--- Start TASK MATERIAL ---

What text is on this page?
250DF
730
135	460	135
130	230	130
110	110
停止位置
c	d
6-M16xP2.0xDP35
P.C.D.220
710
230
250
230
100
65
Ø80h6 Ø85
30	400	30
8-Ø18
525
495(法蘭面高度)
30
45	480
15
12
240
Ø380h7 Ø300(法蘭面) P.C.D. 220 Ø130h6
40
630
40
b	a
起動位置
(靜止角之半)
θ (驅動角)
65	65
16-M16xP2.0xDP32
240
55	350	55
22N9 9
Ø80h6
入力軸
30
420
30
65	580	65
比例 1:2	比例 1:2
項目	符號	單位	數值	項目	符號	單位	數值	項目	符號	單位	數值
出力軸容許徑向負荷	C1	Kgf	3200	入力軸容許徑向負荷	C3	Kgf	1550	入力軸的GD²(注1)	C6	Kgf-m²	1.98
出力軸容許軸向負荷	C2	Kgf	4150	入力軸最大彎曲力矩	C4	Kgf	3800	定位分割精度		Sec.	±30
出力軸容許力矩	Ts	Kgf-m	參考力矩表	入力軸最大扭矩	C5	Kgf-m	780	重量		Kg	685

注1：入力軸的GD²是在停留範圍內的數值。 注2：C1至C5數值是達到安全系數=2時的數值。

--- End TASK MATERIAL ---

**WHAT NEEDS TO BE DONE:** Restate the listing in full, word for word.

**WRITTEN REPLY:**
What text is on this page?
250DF
730
135	460	135
130	230	130
110	110
停止位置
c	d
6-M16xP2.0xDP35
P.C.D.220
710
230
250
230
100
65
Ø80h6 Ø85
30	400	30
8-Ø18
525
495(法蘭面高度)
30
45	480
15
12
240
Ø380h7 Ø300(法蘭面) P.C.D. 220 Ø130h6
40
630
40
b	a
起動位置
(靜止角之半)
θ (驅動角)
65	65
16-M16xP2.0xDP32
240
55	350	55
22N9 9
Ø80h6
入力軸
30
420
30
65	580	65
比例 1:2	比例 1:2
項目	符號	單位	數值	項目	符號	單位	數值	項目	符號	單位	數值
出力軸容許徑向負荷	C1	Kgf	3200	入力軸容許徑向負荷	C3	Kgf	1550	入力軸的GD²(注1)	C6	Kgf-m²	1.98
出力軸容許軸向負荷	C2	Kgf	4150	入力軸最大彎曲力矩	C4	Kgf	3800	定位分割精度		Sec.	±30
出力軸容許力矩	Ts	Kgf-m	參考力矩表	入力軸最大扭矩	C5	Kgf-m	780	重量		Kg	685

注1：入力軸的GD²是在停留範圍內的數值。 注2：C1至C5數值是達到安全系數=2時的數值。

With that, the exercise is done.